## start Data supplied
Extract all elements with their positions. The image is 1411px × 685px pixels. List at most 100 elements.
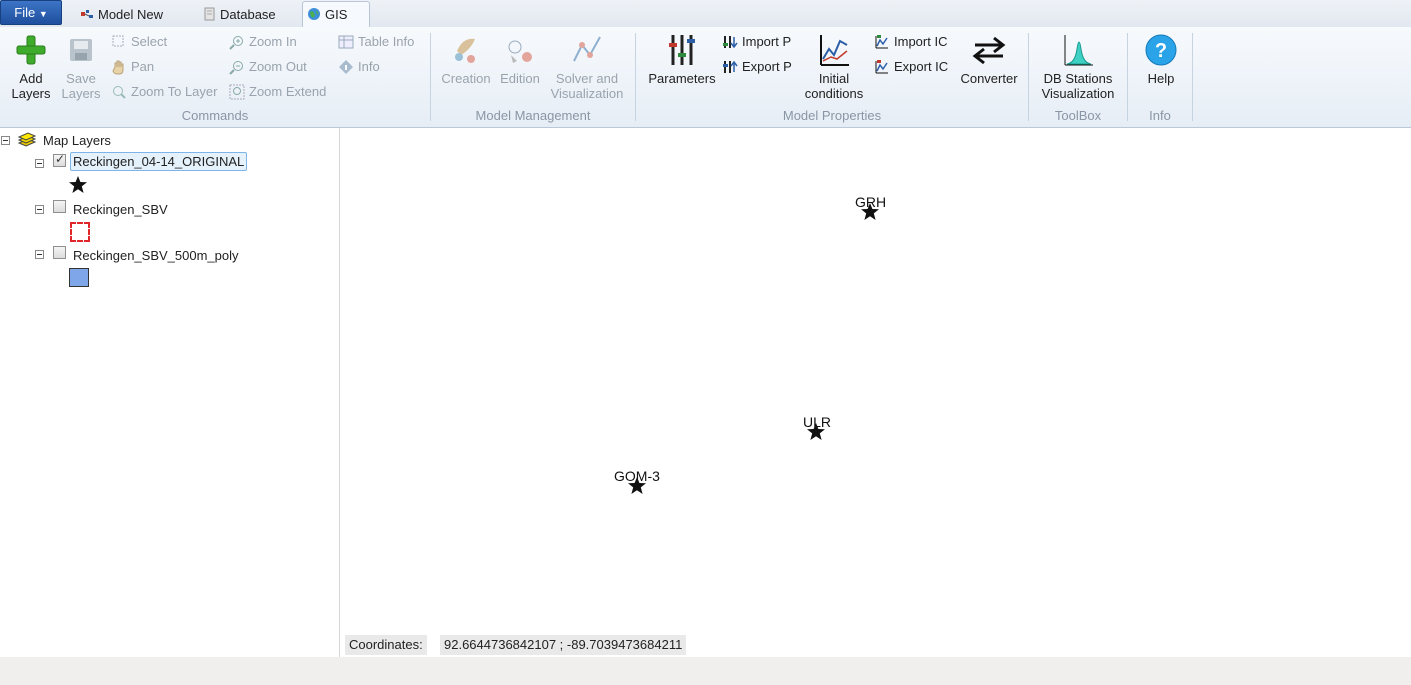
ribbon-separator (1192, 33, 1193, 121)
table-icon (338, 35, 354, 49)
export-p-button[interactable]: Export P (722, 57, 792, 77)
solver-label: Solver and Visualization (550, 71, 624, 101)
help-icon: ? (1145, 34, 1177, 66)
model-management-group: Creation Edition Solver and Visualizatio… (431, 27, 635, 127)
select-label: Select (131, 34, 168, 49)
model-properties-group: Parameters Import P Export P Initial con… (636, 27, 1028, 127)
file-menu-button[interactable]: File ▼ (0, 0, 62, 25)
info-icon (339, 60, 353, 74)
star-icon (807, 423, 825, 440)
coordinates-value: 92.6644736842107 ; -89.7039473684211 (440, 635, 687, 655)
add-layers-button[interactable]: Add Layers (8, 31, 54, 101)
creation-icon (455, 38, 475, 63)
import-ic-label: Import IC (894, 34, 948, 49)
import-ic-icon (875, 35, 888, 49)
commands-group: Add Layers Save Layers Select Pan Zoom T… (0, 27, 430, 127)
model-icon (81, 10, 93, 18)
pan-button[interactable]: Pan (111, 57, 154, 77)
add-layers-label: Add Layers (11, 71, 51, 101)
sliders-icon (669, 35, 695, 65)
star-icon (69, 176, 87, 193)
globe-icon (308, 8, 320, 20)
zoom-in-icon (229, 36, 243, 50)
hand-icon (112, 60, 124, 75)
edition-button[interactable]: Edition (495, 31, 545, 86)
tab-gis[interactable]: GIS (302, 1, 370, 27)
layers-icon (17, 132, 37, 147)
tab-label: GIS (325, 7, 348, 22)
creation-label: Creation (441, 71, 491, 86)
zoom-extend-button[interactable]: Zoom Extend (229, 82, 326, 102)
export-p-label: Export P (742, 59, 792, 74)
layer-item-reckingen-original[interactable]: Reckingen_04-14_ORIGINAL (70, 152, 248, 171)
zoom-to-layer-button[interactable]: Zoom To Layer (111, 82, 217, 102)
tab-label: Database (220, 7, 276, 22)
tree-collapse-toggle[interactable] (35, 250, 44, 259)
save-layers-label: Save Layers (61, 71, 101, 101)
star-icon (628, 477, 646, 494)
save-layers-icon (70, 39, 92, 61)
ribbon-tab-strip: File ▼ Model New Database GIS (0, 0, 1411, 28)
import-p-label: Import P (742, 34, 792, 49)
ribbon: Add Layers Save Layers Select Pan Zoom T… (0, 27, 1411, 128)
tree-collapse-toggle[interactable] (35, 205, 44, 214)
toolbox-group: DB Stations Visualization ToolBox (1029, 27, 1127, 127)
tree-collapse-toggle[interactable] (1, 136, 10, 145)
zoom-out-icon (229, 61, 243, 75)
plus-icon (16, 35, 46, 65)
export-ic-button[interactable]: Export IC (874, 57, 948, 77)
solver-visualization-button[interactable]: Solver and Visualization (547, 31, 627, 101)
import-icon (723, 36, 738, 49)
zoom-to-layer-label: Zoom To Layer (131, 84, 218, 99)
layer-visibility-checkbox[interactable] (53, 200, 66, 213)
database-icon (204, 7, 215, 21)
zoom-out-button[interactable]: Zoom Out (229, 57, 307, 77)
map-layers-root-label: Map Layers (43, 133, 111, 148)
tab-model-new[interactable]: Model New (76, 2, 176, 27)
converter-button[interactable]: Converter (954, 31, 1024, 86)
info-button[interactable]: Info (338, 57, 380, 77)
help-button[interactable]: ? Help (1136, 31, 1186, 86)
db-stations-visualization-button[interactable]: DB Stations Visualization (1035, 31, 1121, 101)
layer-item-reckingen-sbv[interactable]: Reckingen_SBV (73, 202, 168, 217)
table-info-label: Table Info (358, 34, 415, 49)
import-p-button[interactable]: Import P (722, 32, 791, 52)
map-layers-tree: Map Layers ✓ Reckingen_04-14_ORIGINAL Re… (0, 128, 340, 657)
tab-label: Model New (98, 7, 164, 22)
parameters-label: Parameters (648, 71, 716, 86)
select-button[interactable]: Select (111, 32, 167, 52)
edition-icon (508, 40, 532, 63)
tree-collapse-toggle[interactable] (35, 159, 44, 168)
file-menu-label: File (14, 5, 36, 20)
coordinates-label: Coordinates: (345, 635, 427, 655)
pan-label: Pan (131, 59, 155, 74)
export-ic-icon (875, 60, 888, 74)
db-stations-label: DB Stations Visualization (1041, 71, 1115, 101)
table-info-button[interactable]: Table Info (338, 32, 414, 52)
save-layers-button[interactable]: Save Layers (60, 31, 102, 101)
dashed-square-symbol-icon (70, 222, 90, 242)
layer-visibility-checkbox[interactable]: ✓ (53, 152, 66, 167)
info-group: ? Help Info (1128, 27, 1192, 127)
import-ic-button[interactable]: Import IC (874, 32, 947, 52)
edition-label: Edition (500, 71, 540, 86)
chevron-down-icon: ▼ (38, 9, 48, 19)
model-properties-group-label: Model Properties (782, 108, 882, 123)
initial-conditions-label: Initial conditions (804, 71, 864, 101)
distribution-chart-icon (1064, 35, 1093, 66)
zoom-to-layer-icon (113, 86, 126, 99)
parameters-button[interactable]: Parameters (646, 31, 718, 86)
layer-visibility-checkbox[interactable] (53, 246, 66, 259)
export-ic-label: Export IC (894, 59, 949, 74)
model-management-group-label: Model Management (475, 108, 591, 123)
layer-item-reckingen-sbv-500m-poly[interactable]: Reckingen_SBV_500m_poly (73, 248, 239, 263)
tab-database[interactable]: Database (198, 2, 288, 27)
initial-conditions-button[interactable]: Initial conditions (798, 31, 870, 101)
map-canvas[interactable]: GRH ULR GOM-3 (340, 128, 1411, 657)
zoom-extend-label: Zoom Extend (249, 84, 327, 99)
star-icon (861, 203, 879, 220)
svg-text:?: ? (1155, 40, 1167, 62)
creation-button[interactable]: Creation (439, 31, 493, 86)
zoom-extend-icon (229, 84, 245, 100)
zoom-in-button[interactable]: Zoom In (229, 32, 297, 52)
## end Data supplied
## start Data supplied
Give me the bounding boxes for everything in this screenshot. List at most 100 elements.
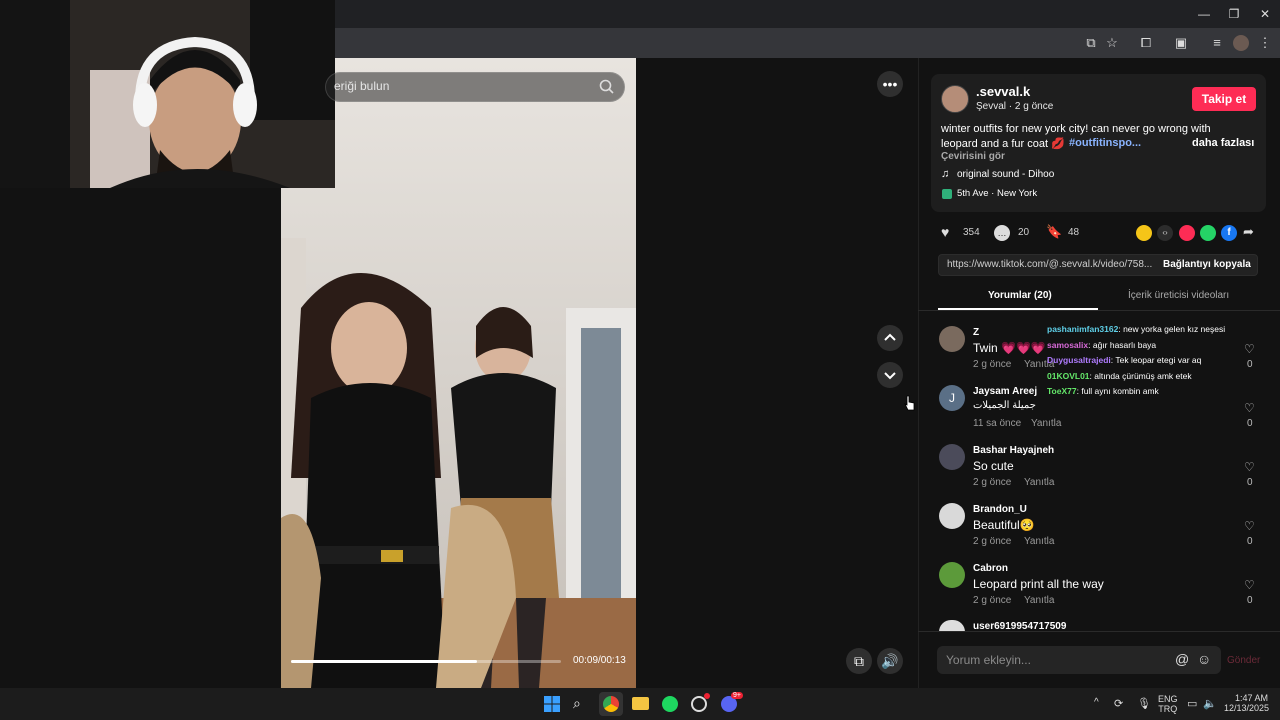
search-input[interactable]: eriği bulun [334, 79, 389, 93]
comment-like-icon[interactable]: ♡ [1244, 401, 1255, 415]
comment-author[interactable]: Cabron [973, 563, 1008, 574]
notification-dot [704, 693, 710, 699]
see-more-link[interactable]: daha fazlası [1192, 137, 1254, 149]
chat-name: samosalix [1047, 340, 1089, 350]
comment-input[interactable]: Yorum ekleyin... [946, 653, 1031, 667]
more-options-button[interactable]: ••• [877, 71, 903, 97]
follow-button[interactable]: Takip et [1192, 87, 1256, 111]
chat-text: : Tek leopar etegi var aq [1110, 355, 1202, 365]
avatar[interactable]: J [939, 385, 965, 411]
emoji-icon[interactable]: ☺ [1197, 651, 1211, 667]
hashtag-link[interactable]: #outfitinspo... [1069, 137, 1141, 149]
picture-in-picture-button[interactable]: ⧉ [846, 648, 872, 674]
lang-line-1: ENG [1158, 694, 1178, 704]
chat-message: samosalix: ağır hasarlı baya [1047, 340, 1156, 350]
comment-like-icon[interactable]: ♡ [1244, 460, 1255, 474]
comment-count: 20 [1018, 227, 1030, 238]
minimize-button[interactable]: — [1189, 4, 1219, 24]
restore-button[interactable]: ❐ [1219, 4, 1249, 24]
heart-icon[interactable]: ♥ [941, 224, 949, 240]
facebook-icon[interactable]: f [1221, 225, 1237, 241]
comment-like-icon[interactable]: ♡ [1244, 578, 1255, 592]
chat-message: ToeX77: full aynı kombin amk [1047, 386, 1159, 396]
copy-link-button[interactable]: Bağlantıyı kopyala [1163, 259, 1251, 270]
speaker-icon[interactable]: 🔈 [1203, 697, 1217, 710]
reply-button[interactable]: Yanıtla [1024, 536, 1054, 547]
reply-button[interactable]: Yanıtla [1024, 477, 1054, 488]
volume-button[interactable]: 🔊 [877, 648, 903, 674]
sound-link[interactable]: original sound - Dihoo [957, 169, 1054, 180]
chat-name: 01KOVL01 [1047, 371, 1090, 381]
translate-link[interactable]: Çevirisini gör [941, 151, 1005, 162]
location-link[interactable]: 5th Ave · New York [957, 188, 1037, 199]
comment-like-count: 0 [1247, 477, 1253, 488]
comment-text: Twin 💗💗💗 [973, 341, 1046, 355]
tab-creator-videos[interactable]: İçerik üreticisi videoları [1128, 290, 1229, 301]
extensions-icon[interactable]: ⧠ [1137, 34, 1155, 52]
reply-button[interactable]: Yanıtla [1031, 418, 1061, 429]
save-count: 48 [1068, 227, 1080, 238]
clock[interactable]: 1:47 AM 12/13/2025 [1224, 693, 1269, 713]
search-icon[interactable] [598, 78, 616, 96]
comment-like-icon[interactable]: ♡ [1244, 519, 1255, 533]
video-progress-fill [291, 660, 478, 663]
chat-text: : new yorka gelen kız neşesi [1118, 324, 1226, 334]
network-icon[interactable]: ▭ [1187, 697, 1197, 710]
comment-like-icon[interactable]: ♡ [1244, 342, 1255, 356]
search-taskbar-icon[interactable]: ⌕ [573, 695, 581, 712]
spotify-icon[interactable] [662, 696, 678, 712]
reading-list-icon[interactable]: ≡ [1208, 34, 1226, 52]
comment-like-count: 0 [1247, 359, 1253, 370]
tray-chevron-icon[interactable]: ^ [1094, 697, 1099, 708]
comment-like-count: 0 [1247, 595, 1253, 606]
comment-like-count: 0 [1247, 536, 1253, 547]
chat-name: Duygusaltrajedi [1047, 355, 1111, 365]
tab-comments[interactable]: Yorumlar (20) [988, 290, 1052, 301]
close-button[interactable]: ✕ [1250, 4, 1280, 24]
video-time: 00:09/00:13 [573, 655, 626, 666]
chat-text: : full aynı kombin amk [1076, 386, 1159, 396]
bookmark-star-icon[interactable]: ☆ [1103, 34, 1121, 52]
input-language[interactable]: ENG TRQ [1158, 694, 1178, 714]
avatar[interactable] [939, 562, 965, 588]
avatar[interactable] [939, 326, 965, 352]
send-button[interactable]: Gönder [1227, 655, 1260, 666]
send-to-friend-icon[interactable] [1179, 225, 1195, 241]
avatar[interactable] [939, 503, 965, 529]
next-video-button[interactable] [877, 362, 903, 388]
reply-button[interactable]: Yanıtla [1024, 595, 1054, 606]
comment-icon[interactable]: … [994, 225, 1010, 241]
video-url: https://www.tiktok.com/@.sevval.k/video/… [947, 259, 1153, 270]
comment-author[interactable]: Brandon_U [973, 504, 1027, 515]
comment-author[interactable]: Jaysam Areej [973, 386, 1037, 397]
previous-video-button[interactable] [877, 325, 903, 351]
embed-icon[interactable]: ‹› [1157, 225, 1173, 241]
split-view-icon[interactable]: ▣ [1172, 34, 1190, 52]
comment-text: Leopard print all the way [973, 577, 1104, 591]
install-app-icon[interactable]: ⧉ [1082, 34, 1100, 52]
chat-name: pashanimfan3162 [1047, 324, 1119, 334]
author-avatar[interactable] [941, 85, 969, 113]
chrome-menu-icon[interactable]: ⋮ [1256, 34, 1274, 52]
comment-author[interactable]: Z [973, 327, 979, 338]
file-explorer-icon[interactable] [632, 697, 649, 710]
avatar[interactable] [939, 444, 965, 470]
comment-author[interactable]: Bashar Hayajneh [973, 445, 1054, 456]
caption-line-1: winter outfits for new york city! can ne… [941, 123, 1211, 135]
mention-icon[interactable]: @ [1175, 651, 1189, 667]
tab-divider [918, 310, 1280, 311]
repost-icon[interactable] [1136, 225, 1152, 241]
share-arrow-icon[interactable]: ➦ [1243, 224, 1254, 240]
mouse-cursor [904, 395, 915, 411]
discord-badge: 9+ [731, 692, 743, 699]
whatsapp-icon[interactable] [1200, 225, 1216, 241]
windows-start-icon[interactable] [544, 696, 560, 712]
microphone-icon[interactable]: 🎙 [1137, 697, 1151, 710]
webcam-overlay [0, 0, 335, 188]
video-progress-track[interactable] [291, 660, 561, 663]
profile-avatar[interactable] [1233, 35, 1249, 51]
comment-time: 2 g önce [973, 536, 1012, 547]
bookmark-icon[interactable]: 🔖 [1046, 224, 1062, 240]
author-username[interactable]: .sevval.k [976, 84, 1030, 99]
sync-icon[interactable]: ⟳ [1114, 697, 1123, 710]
## end Data supplied
## start Data supplied
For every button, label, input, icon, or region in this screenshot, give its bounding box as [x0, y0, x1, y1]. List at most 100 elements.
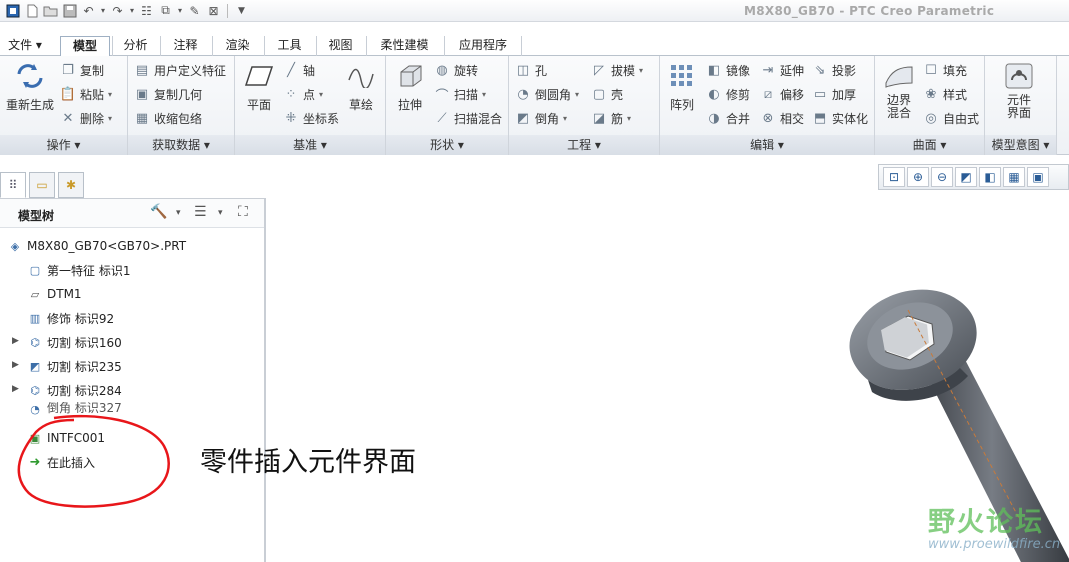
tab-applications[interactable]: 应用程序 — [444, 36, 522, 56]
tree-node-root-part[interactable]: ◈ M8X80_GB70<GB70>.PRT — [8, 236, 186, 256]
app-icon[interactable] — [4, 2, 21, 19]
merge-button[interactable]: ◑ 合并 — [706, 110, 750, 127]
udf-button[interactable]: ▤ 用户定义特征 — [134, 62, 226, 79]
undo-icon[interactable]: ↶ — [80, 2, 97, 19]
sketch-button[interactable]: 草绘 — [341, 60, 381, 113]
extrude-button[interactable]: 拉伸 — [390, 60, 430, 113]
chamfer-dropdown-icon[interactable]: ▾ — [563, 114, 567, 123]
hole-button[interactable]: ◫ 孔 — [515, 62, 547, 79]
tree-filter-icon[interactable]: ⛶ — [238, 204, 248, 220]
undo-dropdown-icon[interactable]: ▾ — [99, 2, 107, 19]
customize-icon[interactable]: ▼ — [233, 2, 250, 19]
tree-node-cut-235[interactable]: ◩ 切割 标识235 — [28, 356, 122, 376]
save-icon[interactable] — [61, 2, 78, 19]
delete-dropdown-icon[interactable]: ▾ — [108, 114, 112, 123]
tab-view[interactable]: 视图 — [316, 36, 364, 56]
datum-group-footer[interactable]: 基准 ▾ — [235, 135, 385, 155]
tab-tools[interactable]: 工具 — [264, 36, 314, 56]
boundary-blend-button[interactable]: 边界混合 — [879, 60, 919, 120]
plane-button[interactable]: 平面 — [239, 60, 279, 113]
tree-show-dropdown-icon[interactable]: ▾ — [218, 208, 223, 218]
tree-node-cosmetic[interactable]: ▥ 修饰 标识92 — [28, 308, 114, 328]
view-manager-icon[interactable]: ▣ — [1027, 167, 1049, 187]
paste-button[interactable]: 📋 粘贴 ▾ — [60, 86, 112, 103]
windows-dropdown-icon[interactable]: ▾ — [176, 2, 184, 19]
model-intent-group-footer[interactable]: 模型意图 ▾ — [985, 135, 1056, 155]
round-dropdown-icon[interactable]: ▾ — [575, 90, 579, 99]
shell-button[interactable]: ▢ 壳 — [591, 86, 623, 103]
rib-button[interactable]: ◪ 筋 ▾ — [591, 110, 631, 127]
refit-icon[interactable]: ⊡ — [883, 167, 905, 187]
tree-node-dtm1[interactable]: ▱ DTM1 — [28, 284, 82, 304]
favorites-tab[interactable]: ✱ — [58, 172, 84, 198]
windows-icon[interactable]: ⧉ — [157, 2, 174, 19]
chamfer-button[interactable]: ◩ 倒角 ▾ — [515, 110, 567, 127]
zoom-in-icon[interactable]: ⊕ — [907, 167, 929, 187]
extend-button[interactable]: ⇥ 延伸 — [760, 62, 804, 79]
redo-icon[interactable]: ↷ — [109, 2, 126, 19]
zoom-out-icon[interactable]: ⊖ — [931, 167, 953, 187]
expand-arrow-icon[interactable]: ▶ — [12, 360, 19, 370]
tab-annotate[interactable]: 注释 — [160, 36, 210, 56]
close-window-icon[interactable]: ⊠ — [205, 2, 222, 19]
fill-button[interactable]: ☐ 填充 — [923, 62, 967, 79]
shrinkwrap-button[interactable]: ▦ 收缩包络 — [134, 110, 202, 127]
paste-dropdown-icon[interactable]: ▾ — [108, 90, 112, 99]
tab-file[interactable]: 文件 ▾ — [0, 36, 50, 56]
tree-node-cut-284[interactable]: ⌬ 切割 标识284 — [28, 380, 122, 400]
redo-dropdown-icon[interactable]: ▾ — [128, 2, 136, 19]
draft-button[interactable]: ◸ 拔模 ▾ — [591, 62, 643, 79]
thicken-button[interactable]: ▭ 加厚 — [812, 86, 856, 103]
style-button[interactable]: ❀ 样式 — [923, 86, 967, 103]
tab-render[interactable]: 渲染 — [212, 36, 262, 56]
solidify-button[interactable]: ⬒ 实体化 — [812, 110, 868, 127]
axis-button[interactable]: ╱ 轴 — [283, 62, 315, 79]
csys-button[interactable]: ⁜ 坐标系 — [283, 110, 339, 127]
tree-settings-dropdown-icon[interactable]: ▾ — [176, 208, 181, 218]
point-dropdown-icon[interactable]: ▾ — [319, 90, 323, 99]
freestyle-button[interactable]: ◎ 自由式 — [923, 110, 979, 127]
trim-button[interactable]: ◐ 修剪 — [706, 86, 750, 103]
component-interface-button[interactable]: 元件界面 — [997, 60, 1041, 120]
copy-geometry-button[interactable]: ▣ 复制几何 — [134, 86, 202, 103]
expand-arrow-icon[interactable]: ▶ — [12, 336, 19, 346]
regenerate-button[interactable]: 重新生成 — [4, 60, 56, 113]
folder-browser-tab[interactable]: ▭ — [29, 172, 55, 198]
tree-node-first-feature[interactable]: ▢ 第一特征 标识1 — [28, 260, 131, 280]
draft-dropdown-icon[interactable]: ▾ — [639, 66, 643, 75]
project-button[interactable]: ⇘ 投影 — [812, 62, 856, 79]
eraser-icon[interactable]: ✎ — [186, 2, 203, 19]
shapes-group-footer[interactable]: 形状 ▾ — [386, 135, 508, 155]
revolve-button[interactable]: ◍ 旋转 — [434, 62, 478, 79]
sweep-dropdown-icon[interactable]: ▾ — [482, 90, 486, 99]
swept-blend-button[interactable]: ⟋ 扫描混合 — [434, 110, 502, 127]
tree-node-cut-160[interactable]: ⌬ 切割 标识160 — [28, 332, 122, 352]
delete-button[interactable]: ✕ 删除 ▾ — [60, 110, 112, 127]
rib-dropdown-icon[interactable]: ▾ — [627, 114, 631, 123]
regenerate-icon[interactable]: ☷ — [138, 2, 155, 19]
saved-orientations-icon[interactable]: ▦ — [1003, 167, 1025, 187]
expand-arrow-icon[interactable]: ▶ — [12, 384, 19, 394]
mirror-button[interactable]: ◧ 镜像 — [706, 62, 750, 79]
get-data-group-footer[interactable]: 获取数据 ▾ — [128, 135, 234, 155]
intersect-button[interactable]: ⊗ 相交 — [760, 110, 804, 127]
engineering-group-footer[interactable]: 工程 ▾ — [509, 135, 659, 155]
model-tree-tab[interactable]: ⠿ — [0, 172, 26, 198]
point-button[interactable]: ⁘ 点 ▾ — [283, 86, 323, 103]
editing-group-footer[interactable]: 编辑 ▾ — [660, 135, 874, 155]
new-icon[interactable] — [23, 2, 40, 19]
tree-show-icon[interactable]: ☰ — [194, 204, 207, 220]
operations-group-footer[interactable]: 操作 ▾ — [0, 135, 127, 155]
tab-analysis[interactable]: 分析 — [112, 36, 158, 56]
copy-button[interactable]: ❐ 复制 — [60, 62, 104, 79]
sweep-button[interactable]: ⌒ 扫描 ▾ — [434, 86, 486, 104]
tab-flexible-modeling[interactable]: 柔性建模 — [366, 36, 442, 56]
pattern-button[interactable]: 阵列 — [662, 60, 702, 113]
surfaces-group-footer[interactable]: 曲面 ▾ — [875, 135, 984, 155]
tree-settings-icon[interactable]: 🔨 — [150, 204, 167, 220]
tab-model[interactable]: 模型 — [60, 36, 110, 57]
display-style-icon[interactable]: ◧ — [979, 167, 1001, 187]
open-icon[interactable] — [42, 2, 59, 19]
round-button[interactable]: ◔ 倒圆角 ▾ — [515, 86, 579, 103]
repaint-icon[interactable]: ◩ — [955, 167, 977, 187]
## end Data supplied
§ **What is asked**
In the material, replace "table-icon" with "grid-icon" in the lines between the one holding "ribbon-separator (1192, 33, 1193, 121)" and the one holding "help-icon: ? (1145, 34, 1177, 66)", inclusive. Give those lines again with nothing else altered.

§ **In response**
ribbon-separator (1192, 33, 1193, 121)
grid-icon (338, 35, 354, 49)
export-p-button[interactable]: Export P (722, 57, 792, 77)
solver-label: Solver and Visualization (550, 71, 624, 101)
help-icon: ? (1145, 34, 1177, 66)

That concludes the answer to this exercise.